Provided information:
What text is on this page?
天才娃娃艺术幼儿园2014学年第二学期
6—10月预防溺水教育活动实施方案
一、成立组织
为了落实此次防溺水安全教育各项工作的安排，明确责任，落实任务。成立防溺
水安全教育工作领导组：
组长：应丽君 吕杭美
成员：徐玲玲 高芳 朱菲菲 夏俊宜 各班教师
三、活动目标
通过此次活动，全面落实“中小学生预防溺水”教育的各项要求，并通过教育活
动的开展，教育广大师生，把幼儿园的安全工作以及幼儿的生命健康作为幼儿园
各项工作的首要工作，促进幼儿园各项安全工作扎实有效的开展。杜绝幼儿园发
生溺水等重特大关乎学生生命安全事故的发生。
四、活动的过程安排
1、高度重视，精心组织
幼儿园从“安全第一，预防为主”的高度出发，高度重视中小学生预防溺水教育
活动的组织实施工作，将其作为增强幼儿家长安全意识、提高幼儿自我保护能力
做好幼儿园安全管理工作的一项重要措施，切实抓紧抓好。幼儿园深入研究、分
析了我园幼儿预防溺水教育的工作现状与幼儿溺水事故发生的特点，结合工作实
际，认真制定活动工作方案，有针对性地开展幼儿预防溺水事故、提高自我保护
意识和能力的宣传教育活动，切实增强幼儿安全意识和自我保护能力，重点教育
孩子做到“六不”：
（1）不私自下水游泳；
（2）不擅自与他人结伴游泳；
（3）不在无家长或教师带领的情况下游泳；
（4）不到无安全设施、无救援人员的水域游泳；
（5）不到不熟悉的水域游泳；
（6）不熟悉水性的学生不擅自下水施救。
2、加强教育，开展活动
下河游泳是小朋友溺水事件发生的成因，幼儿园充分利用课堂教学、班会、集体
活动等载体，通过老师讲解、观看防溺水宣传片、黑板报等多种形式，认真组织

Written problem: Repeat the data precisely, reproducing every entry.

The reply:
What text is on this page?
天才娃娃艺术幼儿园2014学年第二学期
6—10月预防溺水教育活动实施方案
一、成立组织
为了落实此次防溺水安全教育各项工作的安排，明确责任，落实任务。成立防溺
水安全教育工作领导组：
组长：应丽君 吕杭美
成员：徐玲玲 高芳 朱菲菲 夏俊宜 各班教师
三、活动目标
通过此次活动，全面落实“中小学生预防溺水”教育的各项要求，并通过教育活
动的开展，教育广大师生，把幼儿园的安全工作以及幼儿的生命健康作为幼儿园
各项工作的首要工作，促进幼儿园各项安全工作扎实有效的开展。杜绝幼儿园发
生溺水等重特大关乎学生生命安全事故的发生。
四、活动的过程安排
1、高度重视，精心组织
幼儿园从“安全第一，预防为主”的高度出发，高度重视中小学生预防溺水教育
活动的组织实施工作，将其作为增强幼儿家长安全意识、提高幼儿自我保护能力
做好幼儿园安全管理工作的一项重要措施，切实抓紧抓好。幼儿园深入研究、分
析了我园幼儿预防溺水教育的工作现状与幼儿溺水事故发生的特点，结合工作实
际，认真制定活动工作方案，有针对性地开展幼儿预防溺水事故、提高自我保护
意识和能力的宣传教育活动，切实增强幼儿安全意识和自我保护能力，重点教育
孩子做到“六不”：
（1）不私自下水游泳；
（2）不擅自与他人结伴游泳；
（3）不在无家长或教师带领的情况下游泳；
（4）不到无安全设施、无救援人员的水域游泳；
（5）不到不熟悉的水域游泳；
（6）不熟悉水性的学生不擅自下水施救。
2、加强教育，开展活动
下河游泳是小朋友溺水事件发生的成因，幼儿园充分利用课堂教学、班会、集体
活动等载体，通过老师讲解、观看防溺水宣传片、黑板报等多种形式，认真组织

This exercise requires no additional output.